Task objective: Reproduce, without any change, the stretch of the records below from the line containing "y-tick-label: 10 (213, 93, 233, 108)" through the line containing "y-tick-label: 4 (223, 275, 234, 289)".
..............................
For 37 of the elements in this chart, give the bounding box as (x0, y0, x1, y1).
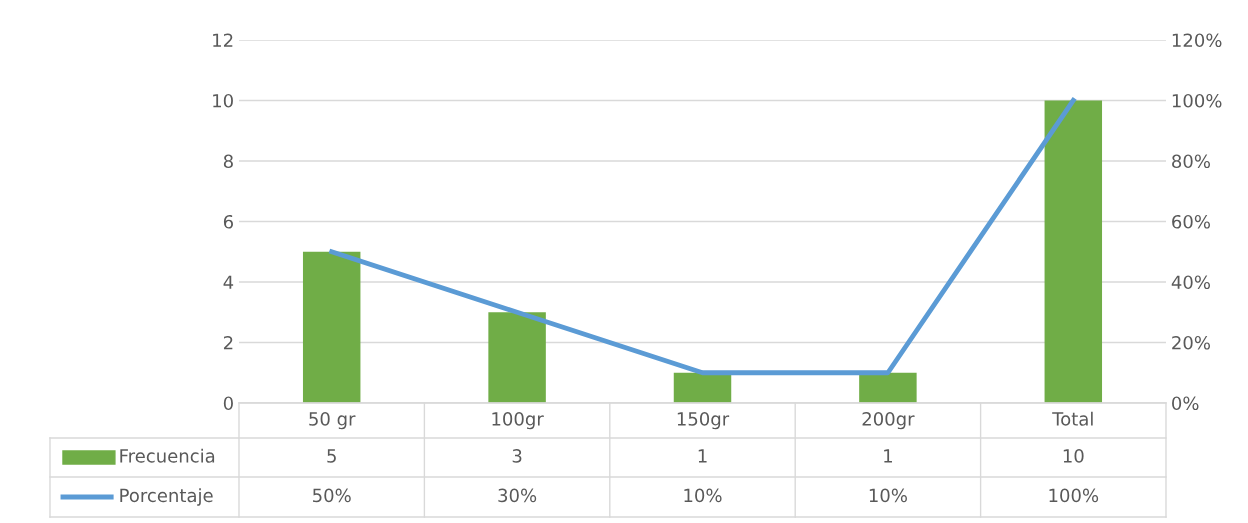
y-tick-label: 10 (213, 93, 233, 108)
x-tick-label: 50 gr (309, 412, 356, 430)
bar (859, 372, 917, 403)
bar (1044, 100, 1103, 403)
legend-label: Porcentaje (120, 488, 213, 506)
y2-tick-label: 80% (1172, 154, 1210, 169)
data-label: 30% (498, 488, 537, 503)
y-tick-label: 6 (223, 214, 233, 229)
y2-tick-label: 20% (1172, 335, 1210, 350)
y-tick-label: 4 (223, 275, 234, 289)
data-label: 3 (512, 449, 522, 463)
bar (302, 251, 361, 403)
data-label: 50% (313, 488, 351, 503)
x-tick-label: 100gr (492, 412, 544, 430)
legend-label: Frecuencia (120, 448, 215, 463)
y2-tick-label: 0% (1172, 396, 1199, 411)
y-tick-label: 0 (223, 396, 233, 411)
x-tick-label: 200gr (862, 412, 915, 430)
data-label: 1 (698, 449, 707, 463)
data-label: 10% (869, 488, 907, 503)
data-label: 100% (1049, 488, 1099, 503)
x-tick-label: 150gr (677, 412, 730, 430)
bar (673, 372, 732, 403)
y-tick-label: 2 (223, 335, 233, 350)
line-series (329, 98, 1076, 376)
data-label: 10 (1063, 449, 1084, 463)
y2-tick-label: 120% (1172, 33, 1222, 48)
x-tick-label: Total (1052, 411, 1093, 426)
y2-tick-label: 60% (1172, 214, 1210, 229)
data-label: 10% (684, 488, 722, 503)
y2-tick-label: 40% (1171, 275, 1210, 290)
y-tick-label: 12 (213, 33, 233, 47)
data-label: 5 (327, 449, 336, 463)
bar (488, 312, 546, 403)
y2-tick-label: 100% (1172, 93, 1222, 108)
data-label: 1 (884, 449, 892, 463)
y-tick-label: 8 (223, 154, 233, 169)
..............................
Written solution:
y-tick-label: 10 (213, 93, 233, 108)
x-tick-label: 50 gr (309, 412, 356, 430)
bar (859, 372, 917, 403)
bar (1044, 100, 1103, 403)
legend-label: Porcentaje (120, 488, 213, 506)
y2-tick-label: 80% (1172, 154, 1210, 169)
data-label: 30% (498, 488, 537, 503)
y-tick-label: 6 (223, 214, 233, 229)
y2-tick-label: 20% (1172, 335, 1210, 350)
y-tick-label: 4 (223, 275, 234, 289)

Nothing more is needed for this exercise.